§ **SET PROBLEM**
From the entries below, copy out every line with "JSON" in it.

** START OF SOURCE MATERIAL **

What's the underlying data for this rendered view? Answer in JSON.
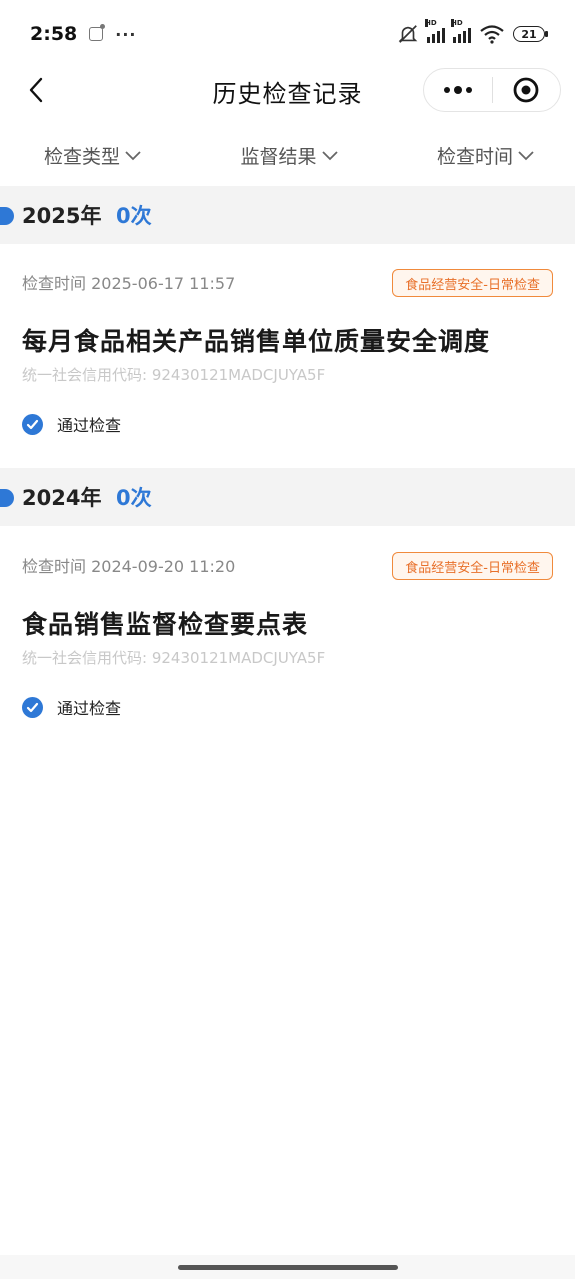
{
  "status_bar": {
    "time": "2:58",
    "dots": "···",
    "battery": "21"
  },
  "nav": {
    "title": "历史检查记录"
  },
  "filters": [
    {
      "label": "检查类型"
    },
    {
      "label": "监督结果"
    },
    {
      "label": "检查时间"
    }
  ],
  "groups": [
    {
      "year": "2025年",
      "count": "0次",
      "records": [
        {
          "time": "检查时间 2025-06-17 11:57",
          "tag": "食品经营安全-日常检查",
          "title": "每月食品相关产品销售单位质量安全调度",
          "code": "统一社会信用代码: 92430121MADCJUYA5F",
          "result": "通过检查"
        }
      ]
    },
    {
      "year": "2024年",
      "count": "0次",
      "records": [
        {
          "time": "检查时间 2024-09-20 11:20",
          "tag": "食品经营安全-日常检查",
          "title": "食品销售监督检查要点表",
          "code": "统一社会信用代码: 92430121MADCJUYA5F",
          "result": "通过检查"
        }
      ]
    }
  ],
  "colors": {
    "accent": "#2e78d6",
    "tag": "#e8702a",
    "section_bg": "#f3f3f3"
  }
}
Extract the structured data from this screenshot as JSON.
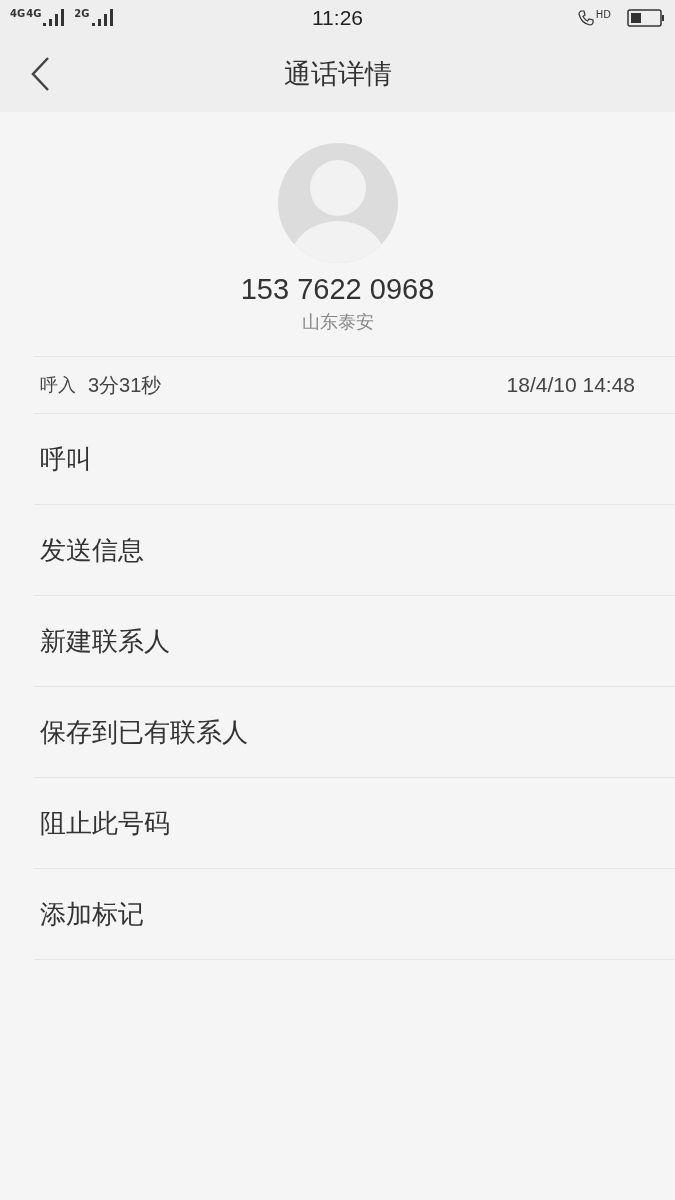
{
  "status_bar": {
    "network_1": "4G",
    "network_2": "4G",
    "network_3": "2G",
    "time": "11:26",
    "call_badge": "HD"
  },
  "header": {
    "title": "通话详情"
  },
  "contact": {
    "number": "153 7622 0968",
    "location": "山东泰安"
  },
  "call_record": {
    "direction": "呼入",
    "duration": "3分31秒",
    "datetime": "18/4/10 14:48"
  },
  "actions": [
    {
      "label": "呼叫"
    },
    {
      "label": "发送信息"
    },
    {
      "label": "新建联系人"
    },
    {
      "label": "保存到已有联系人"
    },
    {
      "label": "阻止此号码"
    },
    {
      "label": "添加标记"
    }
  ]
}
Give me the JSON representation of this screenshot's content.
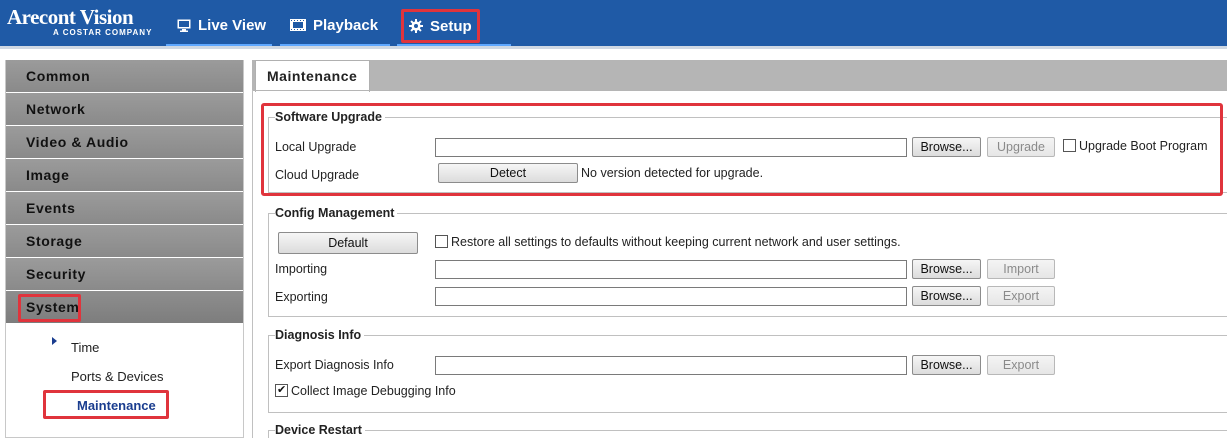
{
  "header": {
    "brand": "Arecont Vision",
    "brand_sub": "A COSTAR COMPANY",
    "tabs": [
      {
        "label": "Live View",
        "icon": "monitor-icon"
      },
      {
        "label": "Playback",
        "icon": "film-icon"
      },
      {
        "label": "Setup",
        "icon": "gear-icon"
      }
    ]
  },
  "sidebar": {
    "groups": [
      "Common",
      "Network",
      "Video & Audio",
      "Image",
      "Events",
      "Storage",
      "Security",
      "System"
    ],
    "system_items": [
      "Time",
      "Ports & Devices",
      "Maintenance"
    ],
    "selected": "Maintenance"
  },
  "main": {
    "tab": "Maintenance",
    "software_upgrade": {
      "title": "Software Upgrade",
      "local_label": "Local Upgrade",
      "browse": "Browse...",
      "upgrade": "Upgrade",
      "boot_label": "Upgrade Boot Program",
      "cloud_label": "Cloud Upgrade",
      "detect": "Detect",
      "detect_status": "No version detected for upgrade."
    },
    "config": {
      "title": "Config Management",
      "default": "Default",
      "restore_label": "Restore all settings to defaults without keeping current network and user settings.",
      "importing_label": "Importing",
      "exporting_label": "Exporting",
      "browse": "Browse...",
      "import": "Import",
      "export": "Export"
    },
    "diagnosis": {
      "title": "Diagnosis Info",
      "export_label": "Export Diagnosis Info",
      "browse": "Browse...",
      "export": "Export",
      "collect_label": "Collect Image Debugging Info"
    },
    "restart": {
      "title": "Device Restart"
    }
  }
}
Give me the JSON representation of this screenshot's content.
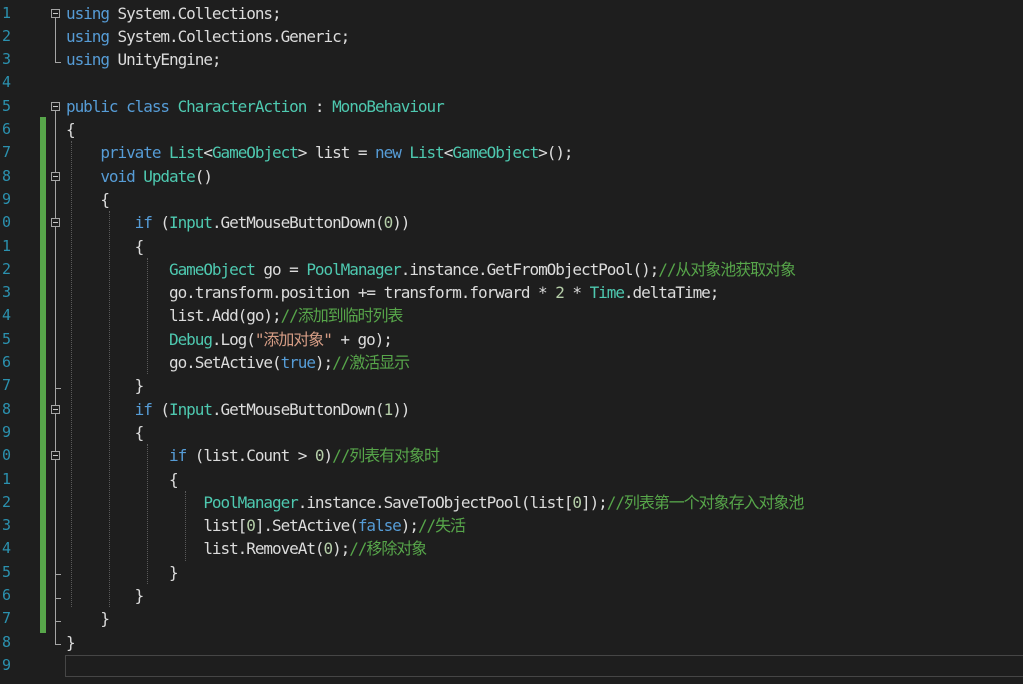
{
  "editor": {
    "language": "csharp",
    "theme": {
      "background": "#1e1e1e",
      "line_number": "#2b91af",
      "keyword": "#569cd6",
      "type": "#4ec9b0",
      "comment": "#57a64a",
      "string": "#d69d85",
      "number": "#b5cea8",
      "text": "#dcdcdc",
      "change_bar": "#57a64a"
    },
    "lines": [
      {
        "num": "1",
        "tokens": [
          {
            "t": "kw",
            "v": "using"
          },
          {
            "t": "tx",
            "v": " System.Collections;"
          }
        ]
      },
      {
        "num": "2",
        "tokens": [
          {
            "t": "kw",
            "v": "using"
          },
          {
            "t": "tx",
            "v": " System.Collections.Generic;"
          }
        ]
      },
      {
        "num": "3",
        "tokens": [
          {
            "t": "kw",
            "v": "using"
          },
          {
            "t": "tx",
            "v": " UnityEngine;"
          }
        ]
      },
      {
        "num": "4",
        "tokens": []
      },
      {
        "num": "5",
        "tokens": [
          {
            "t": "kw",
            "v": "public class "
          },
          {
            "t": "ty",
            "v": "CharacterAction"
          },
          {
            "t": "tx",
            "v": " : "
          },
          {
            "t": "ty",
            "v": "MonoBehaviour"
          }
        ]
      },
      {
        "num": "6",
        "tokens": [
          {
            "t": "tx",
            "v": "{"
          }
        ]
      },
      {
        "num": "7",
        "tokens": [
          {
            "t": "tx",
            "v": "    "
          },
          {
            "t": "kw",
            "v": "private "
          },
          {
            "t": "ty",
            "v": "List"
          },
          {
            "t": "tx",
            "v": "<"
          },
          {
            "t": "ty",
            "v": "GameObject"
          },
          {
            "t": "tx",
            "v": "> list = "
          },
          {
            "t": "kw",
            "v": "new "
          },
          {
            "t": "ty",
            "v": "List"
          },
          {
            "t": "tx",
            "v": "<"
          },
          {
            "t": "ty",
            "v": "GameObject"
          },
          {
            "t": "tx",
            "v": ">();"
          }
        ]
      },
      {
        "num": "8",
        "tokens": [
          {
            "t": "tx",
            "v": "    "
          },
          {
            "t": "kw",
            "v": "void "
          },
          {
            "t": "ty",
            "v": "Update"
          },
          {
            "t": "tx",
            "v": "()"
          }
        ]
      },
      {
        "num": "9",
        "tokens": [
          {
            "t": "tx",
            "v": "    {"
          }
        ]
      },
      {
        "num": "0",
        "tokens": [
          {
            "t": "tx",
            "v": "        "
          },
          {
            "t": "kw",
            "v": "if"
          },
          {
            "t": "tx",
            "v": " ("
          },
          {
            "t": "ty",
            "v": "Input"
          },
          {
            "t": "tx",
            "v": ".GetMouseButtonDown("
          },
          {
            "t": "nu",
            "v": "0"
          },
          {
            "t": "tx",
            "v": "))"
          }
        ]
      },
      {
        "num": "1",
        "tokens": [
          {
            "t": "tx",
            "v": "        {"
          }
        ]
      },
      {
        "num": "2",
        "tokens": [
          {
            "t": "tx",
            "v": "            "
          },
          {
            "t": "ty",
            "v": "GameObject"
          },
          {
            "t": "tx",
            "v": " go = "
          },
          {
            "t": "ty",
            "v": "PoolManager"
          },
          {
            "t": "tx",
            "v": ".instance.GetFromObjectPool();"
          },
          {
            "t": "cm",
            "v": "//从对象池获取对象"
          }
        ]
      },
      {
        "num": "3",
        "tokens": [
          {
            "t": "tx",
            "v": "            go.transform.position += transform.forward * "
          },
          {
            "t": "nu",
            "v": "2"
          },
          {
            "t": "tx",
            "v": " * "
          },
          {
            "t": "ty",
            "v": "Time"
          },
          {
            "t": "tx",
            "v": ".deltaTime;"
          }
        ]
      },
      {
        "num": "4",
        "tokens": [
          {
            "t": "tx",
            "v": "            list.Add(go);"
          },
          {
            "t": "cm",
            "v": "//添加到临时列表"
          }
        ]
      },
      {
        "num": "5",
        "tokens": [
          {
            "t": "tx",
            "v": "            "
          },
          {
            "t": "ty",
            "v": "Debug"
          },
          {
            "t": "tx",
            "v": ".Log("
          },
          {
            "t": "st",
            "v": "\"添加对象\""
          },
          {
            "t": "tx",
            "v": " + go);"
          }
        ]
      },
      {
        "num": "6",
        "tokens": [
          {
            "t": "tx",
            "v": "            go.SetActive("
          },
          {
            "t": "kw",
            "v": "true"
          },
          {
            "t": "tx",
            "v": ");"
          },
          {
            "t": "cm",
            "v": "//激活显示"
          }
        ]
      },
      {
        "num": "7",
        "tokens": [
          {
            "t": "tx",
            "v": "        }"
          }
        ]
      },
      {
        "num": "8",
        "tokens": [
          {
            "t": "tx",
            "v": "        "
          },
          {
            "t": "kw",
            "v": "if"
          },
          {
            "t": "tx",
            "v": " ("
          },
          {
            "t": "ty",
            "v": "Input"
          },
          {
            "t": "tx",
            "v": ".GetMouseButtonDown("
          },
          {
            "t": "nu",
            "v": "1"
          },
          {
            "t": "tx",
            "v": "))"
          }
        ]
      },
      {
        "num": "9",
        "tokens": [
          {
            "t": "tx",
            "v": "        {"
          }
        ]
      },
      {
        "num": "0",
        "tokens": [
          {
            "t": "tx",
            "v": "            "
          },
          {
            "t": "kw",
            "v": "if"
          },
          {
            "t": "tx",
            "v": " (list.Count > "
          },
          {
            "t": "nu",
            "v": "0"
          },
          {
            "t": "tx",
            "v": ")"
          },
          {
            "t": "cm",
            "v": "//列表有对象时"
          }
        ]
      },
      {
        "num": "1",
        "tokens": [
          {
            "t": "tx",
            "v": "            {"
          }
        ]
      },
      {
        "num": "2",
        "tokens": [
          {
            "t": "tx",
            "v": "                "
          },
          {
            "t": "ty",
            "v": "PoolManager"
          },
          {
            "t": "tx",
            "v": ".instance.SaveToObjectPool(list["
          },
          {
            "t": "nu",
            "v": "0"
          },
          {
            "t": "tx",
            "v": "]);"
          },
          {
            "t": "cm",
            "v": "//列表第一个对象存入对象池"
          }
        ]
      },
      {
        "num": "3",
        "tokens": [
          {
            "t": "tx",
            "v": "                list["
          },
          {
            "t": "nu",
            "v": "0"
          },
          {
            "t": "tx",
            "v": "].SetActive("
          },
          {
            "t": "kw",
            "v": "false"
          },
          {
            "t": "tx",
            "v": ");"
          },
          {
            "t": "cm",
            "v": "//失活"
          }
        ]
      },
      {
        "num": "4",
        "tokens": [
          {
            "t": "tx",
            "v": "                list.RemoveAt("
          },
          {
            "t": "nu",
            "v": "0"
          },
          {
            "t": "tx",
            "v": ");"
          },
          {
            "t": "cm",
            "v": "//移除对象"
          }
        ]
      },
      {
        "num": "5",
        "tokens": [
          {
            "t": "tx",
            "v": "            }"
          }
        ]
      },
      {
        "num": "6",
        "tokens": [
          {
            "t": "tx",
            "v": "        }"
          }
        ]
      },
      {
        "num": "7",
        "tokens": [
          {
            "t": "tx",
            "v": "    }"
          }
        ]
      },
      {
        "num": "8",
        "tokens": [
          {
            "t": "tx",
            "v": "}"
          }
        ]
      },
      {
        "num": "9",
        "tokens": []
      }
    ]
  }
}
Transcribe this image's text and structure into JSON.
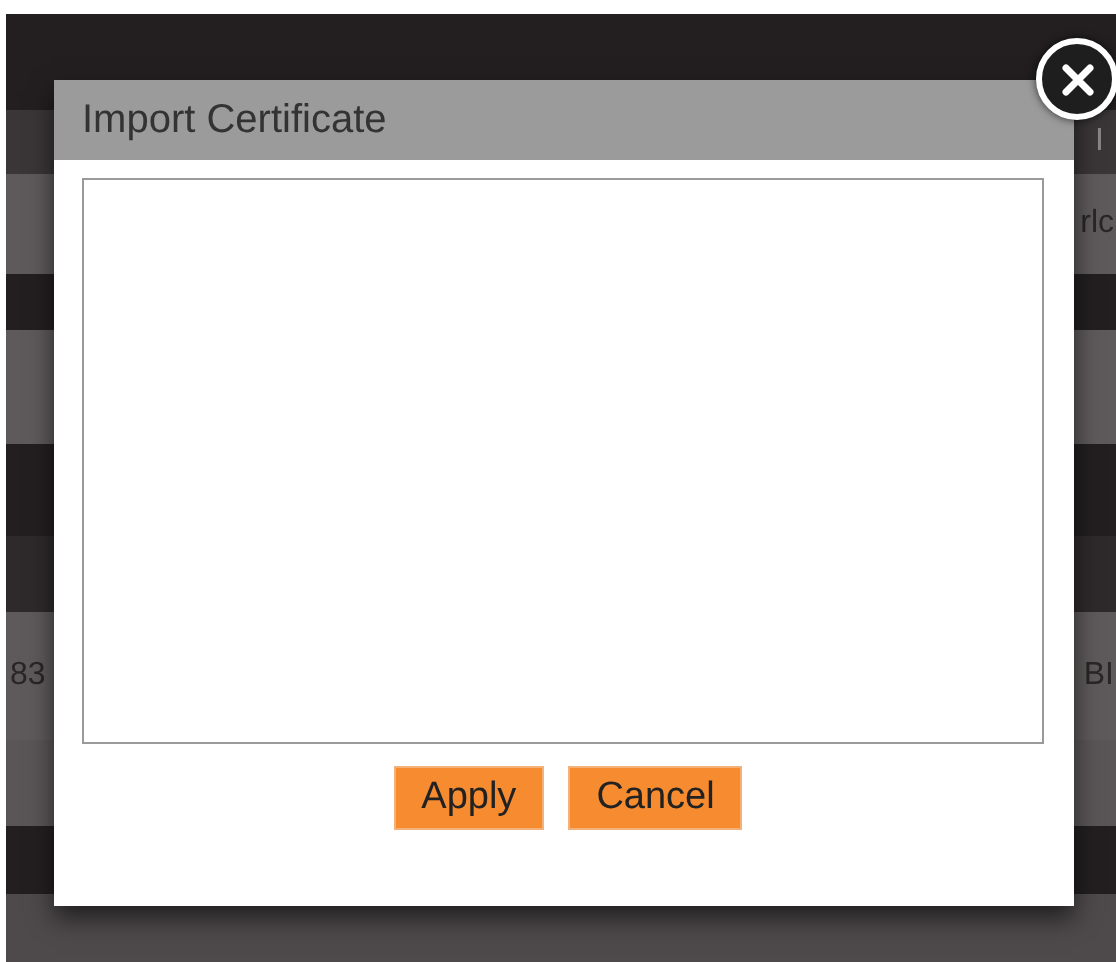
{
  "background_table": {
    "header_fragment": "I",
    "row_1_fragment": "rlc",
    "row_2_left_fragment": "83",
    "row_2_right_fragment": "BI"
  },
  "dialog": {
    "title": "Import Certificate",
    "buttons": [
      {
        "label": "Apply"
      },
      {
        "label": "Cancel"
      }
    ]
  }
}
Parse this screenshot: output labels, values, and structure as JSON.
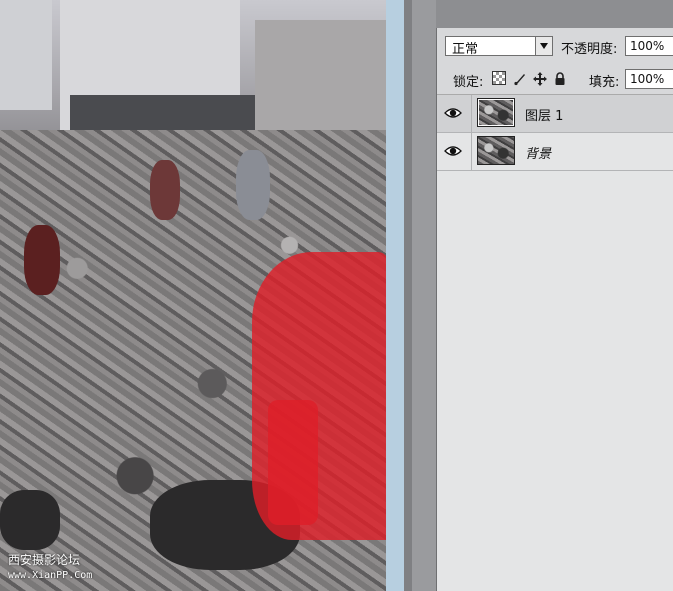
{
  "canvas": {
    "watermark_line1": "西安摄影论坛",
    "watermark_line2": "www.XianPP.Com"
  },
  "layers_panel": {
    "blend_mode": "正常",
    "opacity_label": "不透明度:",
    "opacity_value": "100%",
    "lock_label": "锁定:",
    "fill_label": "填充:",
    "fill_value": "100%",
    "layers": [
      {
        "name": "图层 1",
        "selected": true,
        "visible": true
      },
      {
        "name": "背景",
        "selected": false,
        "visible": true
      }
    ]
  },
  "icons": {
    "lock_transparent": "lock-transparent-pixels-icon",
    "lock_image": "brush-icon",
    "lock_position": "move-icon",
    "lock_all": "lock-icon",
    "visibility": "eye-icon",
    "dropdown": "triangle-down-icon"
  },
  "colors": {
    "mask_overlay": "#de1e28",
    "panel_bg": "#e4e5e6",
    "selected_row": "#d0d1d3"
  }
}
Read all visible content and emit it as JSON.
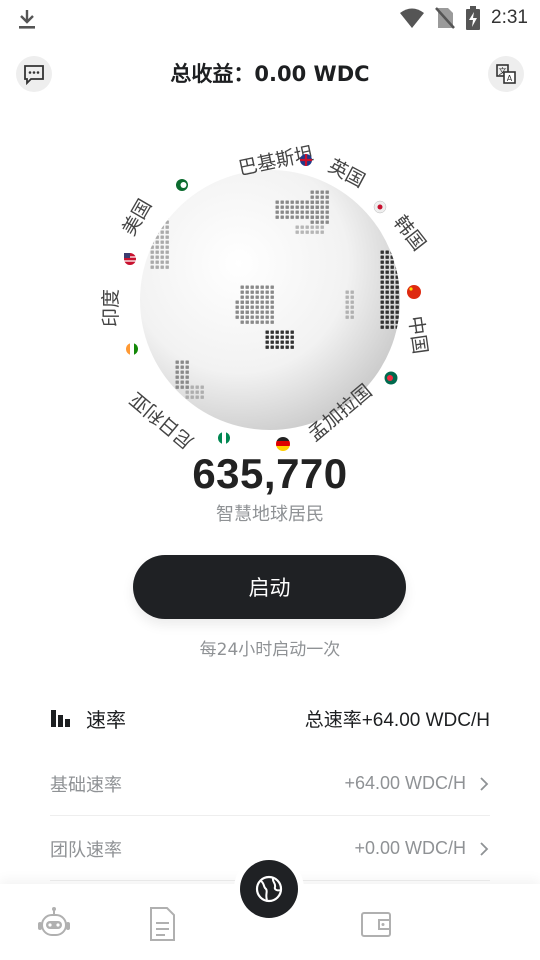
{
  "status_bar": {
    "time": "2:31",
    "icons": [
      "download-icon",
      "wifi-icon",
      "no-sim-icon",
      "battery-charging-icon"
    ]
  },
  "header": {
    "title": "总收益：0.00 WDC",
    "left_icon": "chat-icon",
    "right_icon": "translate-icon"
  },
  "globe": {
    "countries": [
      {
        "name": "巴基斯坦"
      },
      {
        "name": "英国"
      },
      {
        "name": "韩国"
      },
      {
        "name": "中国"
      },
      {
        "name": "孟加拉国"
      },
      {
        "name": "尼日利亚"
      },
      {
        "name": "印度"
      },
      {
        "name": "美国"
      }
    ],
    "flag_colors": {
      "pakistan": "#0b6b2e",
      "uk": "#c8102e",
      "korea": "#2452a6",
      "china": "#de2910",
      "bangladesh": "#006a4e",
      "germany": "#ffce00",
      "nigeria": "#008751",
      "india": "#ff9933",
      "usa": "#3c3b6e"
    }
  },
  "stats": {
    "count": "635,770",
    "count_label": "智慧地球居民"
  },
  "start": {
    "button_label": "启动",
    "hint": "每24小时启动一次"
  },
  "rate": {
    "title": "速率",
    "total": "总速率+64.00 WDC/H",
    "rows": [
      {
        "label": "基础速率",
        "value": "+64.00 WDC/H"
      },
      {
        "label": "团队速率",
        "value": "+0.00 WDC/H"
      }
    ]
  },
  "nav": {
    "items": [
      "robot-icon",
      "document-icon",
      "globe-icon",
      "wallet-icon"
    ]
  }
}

** END OF SOURCE MATERIAL **

§ **RESULT**
What's the underlying data for this rendered view? Answer in JSON.
Extract the structured data from this screenshot as JSON.
Give me the JSON representation of this screenshot's content.
Give me the JSON representation of this screenshot's content.
Transcribe this image's text and structure into JSON.
Parse this screenshot: output labels, values, and structure as JSON.
Read all visible content and emit it as JSON.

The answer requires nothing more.